-- start of DATASET ENTRIES --

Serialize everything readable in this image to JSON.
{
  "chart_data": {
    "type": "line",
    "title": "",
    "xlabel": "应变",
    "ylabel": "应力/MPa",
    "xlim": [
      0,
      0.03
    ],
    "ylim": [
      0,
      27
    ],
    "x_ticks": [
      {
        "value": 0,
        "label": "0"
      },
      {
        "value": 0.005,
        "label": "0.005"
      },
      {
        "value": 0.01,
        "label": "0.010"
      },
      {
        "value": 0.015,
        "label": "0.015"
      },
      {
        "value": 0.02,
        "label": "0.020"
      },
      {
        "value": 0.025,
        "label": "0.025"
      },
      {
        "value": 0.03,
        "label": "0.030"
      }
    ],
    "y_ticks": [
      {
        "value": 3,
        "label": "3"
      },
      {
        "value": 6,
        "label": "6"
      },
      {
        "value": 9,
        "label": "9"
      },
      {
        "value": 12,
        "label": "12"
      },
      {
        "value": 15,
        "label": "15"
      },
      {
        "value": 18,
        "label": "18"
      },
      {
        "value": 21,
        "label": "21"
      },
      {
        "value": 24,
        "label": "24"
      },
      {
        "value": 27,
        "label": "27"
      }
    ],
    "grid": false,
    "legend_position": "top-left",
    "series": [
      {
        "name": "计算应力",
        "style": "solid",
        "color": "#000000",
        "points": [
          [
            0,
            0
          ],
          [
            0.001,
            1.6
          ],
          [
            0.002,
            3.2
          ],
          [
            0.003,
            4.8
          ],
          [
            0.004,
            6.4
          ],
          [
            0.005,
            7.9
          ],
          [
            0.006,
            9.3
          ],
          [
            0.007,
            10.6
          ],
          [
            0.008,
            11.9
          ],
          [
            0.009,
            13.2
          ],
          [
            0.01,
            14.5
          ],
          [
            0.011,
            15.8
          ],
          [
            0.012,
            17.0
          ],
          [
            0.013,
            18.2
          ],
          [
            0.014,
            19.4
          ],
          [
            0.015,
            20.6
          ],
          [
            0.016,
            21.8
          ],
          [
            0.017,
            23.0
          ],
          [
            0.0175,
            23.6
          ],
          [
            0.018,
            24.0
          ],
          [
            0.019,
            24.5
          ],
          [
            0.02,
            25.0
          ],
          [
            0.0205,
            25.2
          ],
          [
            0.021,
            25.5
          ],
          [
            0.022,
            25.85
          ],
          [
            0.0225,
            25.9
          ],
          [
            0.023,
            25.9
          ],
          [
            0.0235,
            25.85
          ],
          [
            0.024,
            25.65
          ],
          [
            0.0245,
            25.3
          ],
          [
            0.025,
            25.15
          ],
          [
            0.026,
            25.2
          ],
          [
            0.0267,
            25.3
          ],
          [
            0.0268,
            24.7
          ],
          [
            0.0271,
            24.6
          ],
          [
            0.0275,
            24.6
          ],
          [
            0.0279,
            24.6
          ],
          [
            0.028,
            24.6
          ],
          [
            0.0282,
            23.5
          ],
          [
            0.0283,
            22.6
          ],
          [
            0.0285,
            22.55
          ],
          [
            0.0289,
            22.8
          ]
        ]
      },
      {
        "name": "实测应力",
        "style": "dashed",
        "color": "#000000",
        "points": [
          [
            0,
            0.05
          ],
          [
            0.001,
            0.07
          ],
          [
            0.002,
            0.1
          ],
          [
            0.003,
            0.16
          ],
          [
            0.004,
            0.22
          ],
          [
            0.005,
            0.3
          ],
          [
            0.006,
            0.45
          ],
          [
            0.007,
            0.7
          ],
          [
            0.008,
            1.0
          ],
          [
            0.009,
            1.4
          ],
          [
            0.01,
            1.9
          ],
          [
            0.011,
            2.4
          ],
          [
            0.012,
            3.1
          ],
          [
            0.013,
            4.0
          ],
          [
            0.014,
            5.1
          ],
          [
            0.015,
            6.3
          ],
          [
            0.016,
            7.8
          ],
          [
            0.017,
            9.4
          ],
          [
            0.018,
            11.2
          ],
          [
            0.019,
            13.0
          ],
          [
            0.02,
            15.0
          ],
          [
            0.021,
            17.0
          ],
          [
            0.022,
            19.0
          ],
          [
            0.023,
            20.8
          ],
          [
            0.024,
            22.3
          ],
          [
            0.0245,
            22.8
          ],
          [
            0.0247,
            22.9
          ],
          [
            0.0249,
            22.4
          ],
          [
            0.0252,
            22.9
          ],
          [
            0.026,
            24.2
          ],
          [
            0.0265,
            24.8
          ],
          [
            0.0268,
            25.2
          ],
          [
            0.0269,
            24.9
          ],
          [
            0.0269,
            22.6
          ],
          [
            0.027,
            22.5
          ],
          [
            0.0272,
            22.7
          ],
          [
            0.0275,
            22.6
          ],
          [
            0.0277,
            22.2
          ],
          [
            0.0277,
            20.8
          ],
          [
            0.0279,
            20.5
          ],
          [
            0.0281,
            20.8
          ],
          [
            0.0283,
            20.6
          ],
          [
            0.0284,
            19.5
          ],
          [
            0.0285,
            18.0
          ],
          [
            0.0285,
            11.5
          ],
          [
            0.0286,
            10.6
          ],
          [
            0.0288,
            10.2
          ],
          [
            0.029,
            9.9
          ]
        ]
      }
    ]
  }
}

-- end of DATASET ENTRIES --

STATED PROBLEM – Recite the full listing above exactly.

EXERCISE ANSWER –
Serialize everything readable in this image to JSON.
{
  "chart_data": {
    "type": "line",
    "title": "",
    "xlabel": "应变",
    "ylabel": "应力/MPa",
    "xlim": [
      0,
      0.03
    ],
    "ylim": [
      0,
      27
    ],
    "x_ticks": [
      {
        "value": 0,
        "label": "0"
      },
      {
        "value": 0.005,
        "label": "0.005"
      },
      {
        "value": 0.01,
        "label": "0.010"
      },
      {
        "value": 0.015,
        "label": "0.015"
      },
      {
        "value": 0.02,
        "label": "0.020"
      },
      {
        "value": 0.025,
        "label": "0.025"
      },
      {
        "value": 0.03,
        "label": "0.030"
      }
    ],
    "y_ticks": [
      {
        "value": 3,
        "label": "3"
      },
      {
        "value": 6,
        "label": "6"
      },
      {
        "value": 9,
        "label": "9"
      },
      {
        "value": 12,
        "label": "12"
      },
      {
        "value": 15,
        "label": "15"
      },
      {
        "value": 18,
        "label": "18"
      },
      {
        "value": 21,
        "label": "21"
      },
      {
        "value": 24,
        "label": "24"
      },
      {
        "value": 27,
        "label": "27"
      }
    ],
    "grid": false,
    "legend_position": "top-left",
    "series": [
      {
        "name": "计算应力",
        "style": "solid",
        "color": "#000000",
        "points": [
          [
            0,
            0
          ],
          [
            0.001,
            1.6
          ],
          [
            0.002,
            3.2
          ],
          [
            0.003,
            4.8
          ],
          [
            0.004,
            6.4
          ],
          [
            0.005,
            7.9
          ],
          [
            0.006,
            9.3
          ],
          [
            0.007,
            10.6
          ],
          [
            0.008,
            11.9
          ],
          [
            0.009,
            13.2
          ],
          [
            0.01,
            14.5
          ],
          [
            0.011,
            15.8
          ],
          [
            0.012,
            17.0
          ],
          [
            0.013,
            18.2
          ],
          [
            0.014,
            19.4
          ],
          [
            0.015,
            20.6
          ],
          [
            0.016,
            21.8
          ],
          [
            0.017,
            23.0
          ],
          [
            0.0175,
            23.6
          ],
          [
            0.018,
            24.0
          ],
          [
            0.019,
            24.5
          ],
          [
            0.02,
            25.0
          ],
          [
            0.0205,
            25.2
          ],
          [
            0.021,
            25.5
          ],
          [
            0.022,
            25.85
          ],
          [
            0.0225,
            25.9
          ],
          [
            0.023,
            25.9
          ],
          [
            0.0235,
            25.85
          ],
          [
            0.024,
            25.65
          ],
          [
            0.0245,
            25.3
          ],
          [
            0.025,
            25.15
          ],
          [
            0.026,
            25.2
          ],
          [
            0.0267,
            25.3
          ],
          [
            0.0268,
            24.7
          ],
          [
            0.0271,
            24.6
          ],
          [
            0.0275,
            24.6
          ],
          [
            0.0279,
            24.6
          ],
          [
            0.028,
            24.6
          ],
          [
            0.0282,
            23.5
          ],
          [
            0.0283,
            22.6
          ],
          [
            0.0285,
            22.55
          ],
          [
            0.0289,
            22.8
          ]
        ]
      },
      {
        "name": "实测应力",
        "style": "dashed",
        "color": "#000000",
        "points": [
          [
            0,
            0.05
          ],
          [
            0.001,
            0.07
          ],
          [
            0.002,
            0.1
          ],
          [
            0.003,
            0.16
          ],
          [
            0.004,
            0.22
          ],
          [
            0.005,
            0.3
          ],
          [
            0.006,
            0.45
          ],
          [
            0.007,
            0.7
          ],
          [
            0.008,
            1.0
          ],
          [
            0.009,
            1.4
          ],
          [
            0.01,
            1.9
          ],
          [
            0.011,
            2.4
          ],
          [
            0.012,
            3.1
          ],
          [
            0.013,
            4.0
          ],
          [
            0.014,
            5.1
          ],
          [
            0.015,
            6.3
          ],
          [
            0.016,
            7.8
          ],
          [
            0.017,
            9.4
          ],
          [
            0.018,
            11.2
          ],
          [
            0.019,
            13.0
          ],
          [
            0.02,
            15.0
          ],
          [
            0.021,
            17.0
          ],
          [
            0.022,
            19.0
          ],
          [
            0.023,
            20.8
          ],
          [
            0.024,
            22.3
          ],
          [
            0.0245,
            22.8
          ],
          [
            0.0247,
            22.9
          ],
          [
            0.0249,
            22.4
          ],
          [
            0.0252,
            22.9
          ],
          [
            0.026,
            24.2
          ],
          [
            0.0265,
            24.8
          ],
          [
            0.0268,
            25.2
          ],
          [
            0.0269,
            24.9
          ],
          [
            0.0269,
            22.6
          ],
          [
            0.027,
            22.5
          ],
          [
            0.0272,
            22.7
          ],
          [
            0.0275,
            22.6
          ],
          [
            0.0277,
            22.2
          ],
          [
            0.0277,
            20.8
          ],
          [
            0.0279,
            20.5
          ],
          [
            0.0281,
            20.8
          ],
          [
            0.0283,
            20.6
          ],
          [
            0.0284,
            19.5
          ],
          [
            0.0285,
            18.0
          ],
          [
            0.0285,
            11.5
          ],
          [
            0.0286,
            10.6
          ],
          [
            0.0288,
            10.2
          ],
          [
            0.029,
            9.9
          ]
        ]
      }
    ]
  }
}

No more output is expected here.